## ACTION ITEM
Show the lines below that contain the string "content".
=== DATA FOR THIS EXERCISE ===
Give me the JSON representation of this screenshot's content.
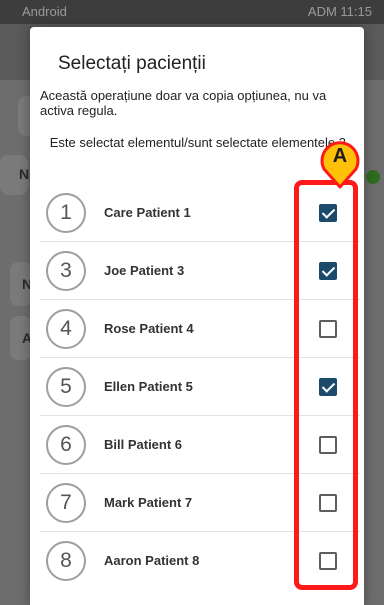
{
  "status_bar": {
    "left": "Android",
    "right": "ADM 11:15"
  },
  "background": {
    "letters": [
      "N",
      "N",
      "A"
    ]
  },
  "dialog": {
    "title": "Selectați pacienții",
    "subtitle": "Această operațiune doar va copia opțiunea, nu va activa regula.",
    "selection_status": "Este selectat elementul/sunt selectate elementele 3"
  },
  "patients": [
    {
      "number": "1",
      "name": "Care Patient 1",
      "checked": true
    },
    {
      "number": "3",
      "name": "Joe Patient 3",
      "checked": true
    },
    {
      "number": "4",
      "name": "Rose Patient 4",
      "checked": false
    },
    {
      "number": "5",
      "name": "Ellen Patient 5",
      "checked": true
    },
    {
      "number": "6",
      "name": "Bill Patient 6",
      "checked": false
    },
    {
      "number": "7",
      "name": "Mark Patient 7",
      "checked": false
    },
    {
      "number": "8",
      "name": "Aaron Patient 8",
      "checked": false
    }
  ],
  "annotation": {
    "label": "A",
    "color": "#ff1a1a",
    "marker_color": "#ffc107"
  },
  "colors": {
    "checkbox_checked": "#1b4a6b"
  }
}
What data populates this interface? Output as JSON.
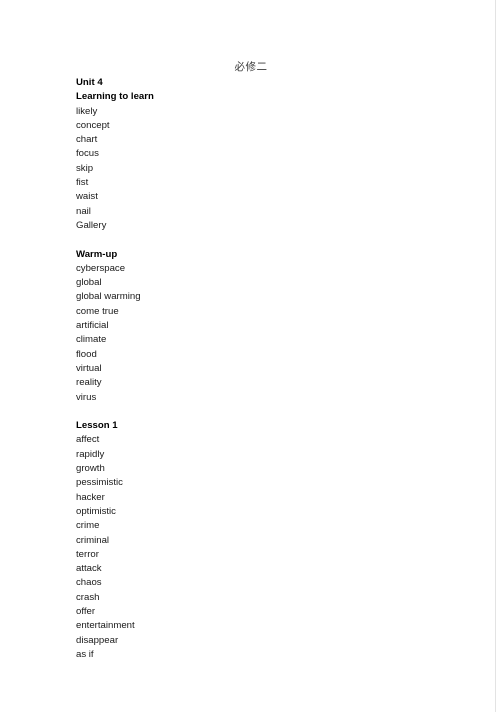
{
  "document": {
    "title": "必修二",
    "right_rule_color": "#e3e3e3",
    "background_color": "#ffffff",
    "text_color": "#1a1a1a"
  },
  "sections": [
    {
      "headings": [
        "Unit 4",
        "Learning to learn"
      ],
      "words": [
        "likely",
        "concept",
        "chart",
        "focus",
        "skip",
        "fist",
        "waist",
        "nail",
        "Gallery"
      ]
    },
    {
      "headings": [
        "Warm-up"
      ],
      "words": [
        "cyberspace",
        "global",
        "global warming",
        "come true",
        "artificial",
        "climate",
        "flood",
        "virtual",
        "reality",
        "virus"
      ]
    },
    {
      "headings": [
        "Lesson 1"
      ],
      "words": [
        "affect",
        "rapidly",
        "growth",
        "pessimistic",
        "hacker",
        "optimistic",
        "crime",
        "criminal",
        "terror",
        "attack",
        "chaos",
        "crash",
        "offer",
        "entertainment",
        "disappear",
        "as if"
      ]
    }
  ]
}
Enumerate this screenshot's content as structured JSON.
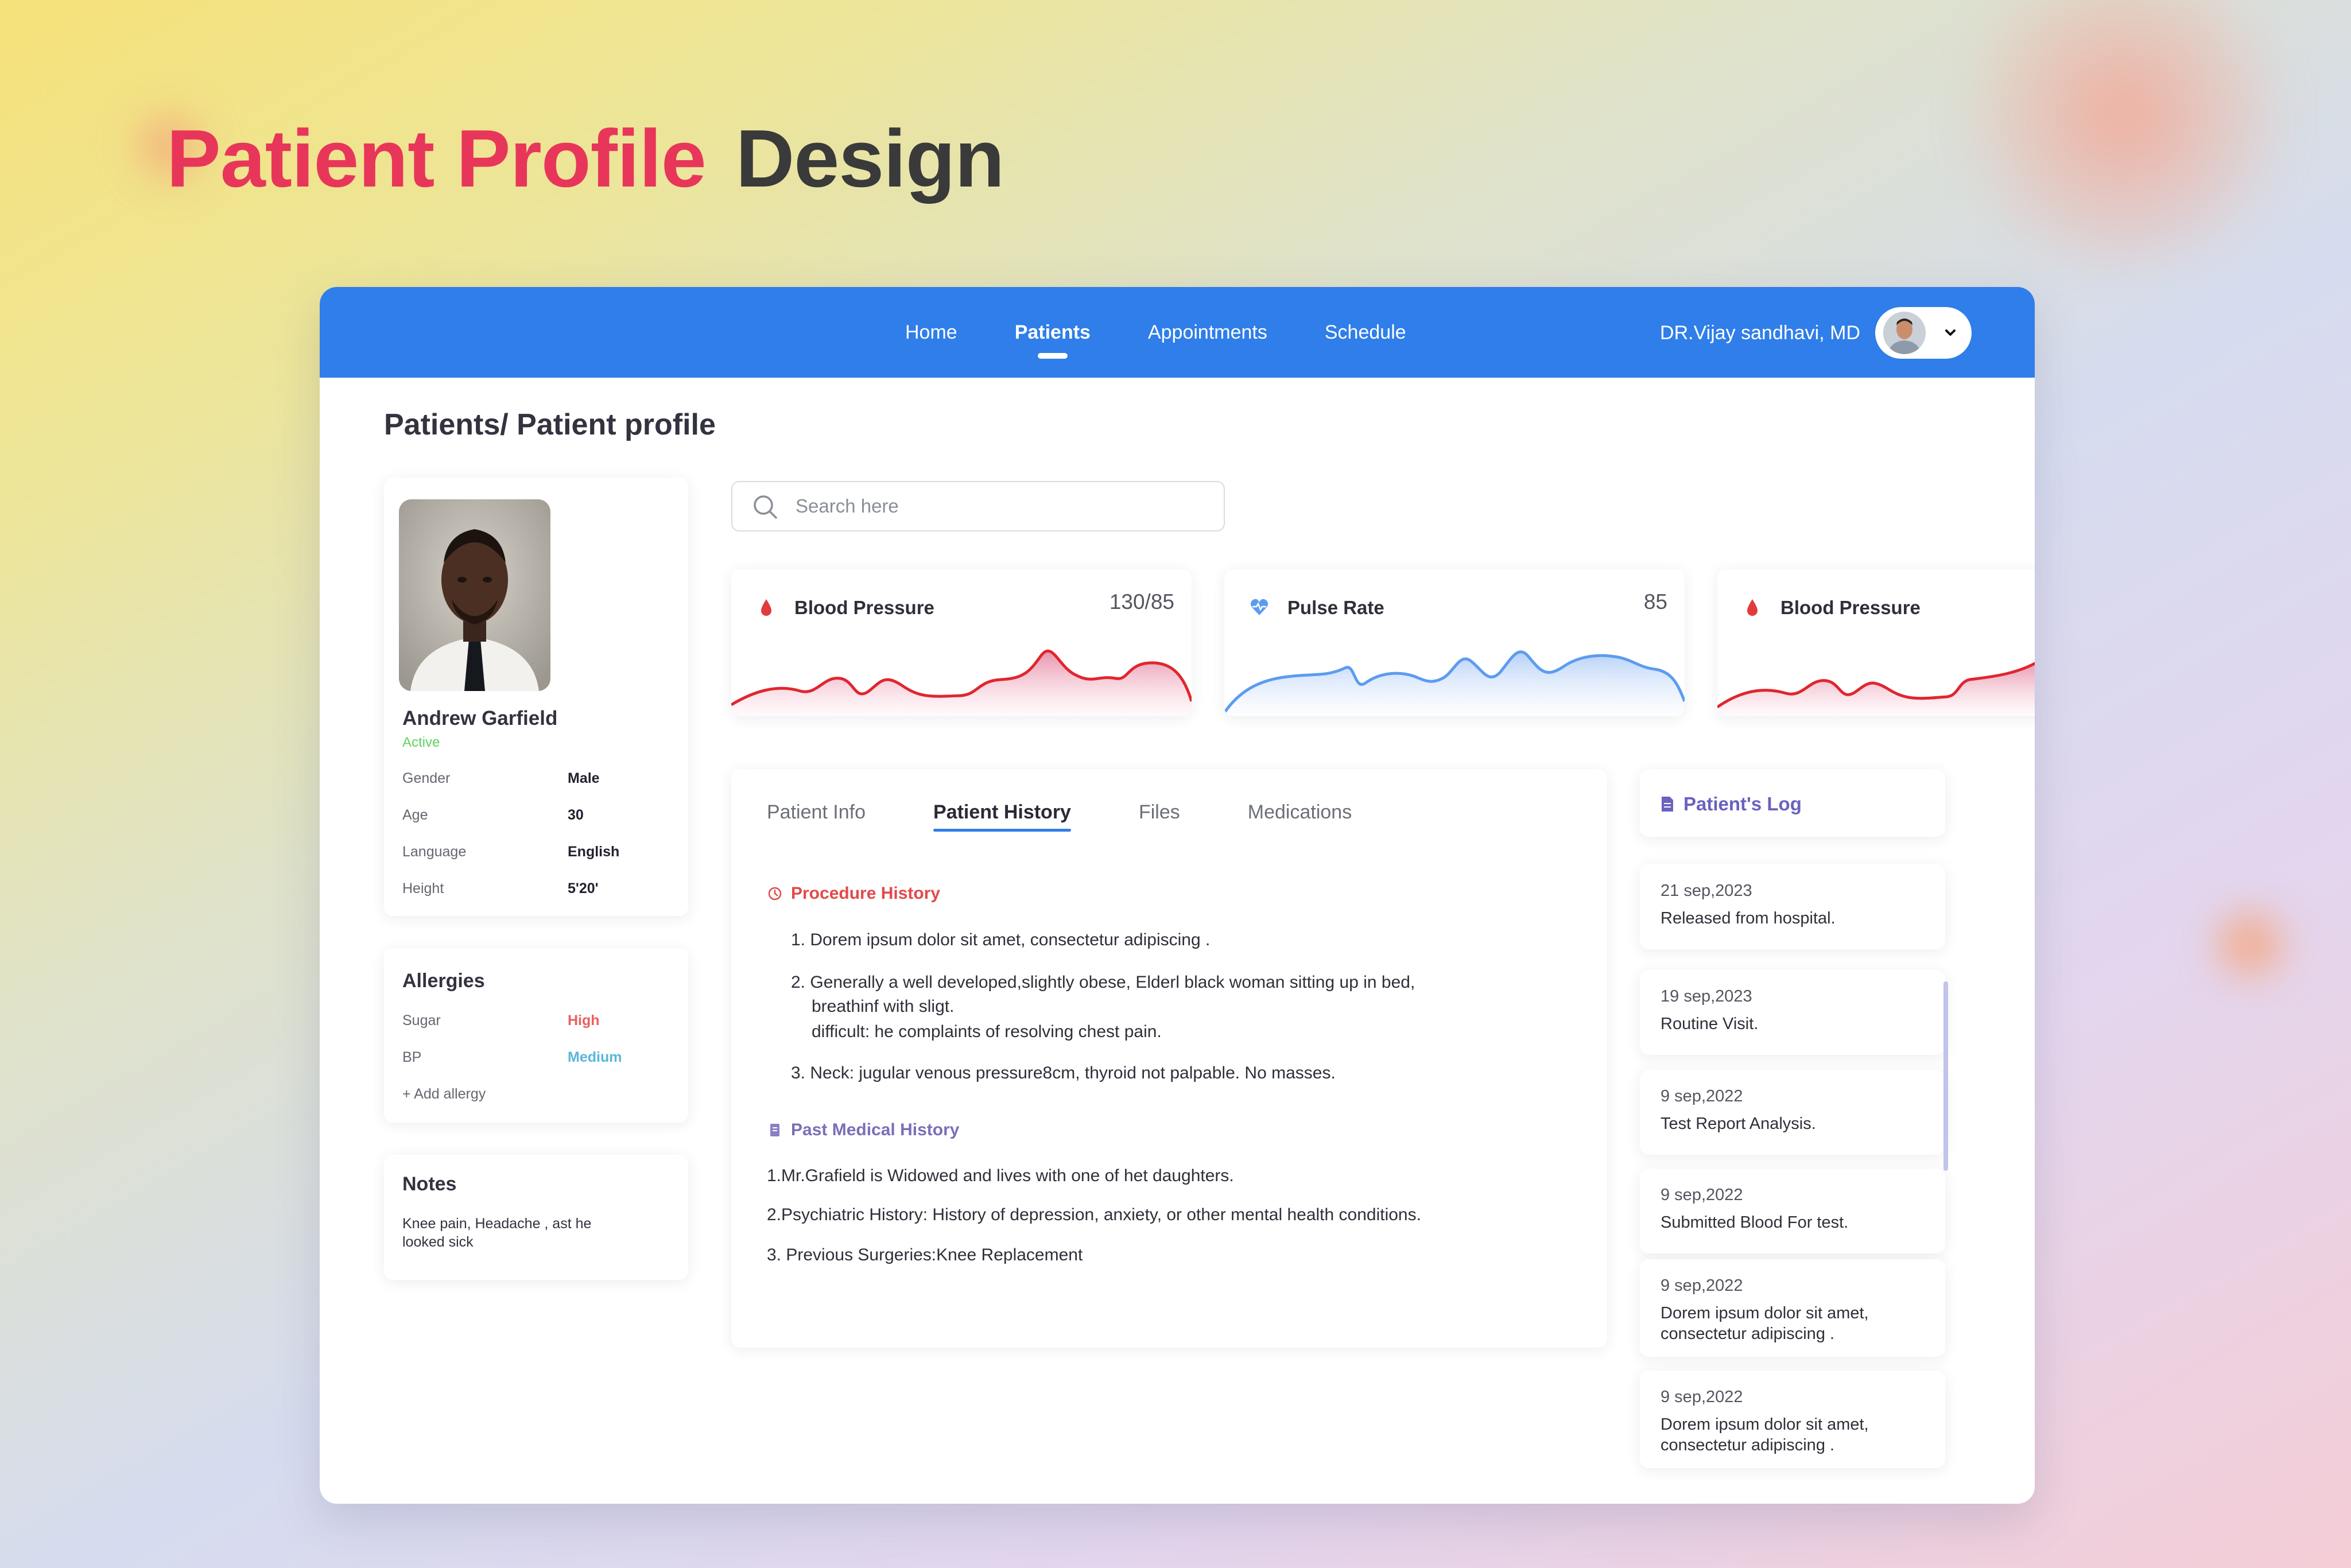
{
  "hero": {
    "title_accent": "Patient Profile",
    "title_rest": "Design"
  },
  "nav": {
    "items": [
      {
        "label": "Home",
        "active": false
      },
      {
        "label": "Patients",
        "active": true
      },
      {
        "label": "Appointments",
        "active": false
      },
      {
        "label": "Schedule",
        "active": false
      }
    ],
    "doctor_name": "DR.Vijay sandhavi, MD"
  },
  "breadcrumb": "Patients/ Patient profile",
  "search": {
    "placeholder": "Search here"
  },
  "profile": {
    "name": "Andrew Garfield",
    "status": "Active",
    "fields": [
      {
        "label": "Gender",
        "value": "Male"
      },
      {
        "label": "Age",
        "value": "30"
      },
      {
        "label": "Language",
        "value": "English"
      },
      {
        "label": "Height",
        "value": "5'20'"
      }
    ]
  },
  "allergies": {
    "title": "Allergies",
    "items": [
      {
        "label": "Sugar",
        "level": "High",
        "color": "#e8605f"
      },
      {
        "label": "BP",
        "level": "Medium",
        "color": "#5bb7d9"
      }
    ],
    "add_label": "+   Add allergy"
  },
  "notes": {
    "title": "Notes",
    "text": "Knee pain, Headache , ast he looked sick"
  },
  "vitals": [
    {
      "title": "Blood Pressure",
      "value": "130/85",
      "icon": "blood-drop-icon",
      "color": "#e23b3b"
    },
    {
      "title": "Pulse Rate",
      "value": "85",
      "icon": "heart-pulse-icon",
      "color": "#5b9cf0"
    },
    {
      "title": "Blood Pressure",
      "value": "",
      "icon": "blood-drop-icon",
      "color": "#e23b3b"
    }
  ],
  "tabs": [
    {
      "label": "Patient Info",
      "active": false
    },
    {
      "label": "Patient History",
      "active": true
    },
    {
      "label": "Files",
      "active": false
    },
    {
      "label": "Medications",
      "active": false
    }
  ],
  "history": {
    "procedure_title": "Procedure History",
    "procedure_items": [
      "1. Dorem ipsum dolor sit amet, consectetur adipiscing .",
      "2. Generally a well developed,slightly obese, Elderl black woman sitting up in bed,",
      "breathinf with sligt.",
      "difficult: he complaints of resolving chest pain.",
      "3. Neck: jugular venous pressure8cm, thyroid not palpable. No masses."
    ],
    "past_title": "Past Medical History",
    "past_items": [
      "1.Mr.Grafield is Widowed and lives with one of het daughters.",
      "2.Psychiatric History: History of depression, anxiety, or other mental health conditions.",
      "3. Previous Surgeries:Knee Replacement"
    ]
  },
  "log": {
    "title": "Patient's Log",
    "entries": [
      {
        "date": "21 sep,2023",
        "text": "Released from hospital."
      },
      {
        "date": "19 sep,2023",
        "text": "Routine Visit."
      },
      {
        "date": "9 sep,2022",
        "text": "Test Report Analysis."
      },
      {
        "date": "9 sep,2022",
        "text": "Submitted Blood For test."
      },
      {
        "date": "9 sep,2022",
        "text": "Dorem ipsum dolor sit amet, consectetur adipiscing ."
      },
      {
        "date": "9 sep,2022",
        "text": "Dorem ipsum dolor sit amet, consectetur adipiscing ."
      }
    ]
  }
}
===
## RESULT OF THE TASK
Give me the JSON representation of this screenshot's content.
Enumerate this screenshot's content as structured JSON.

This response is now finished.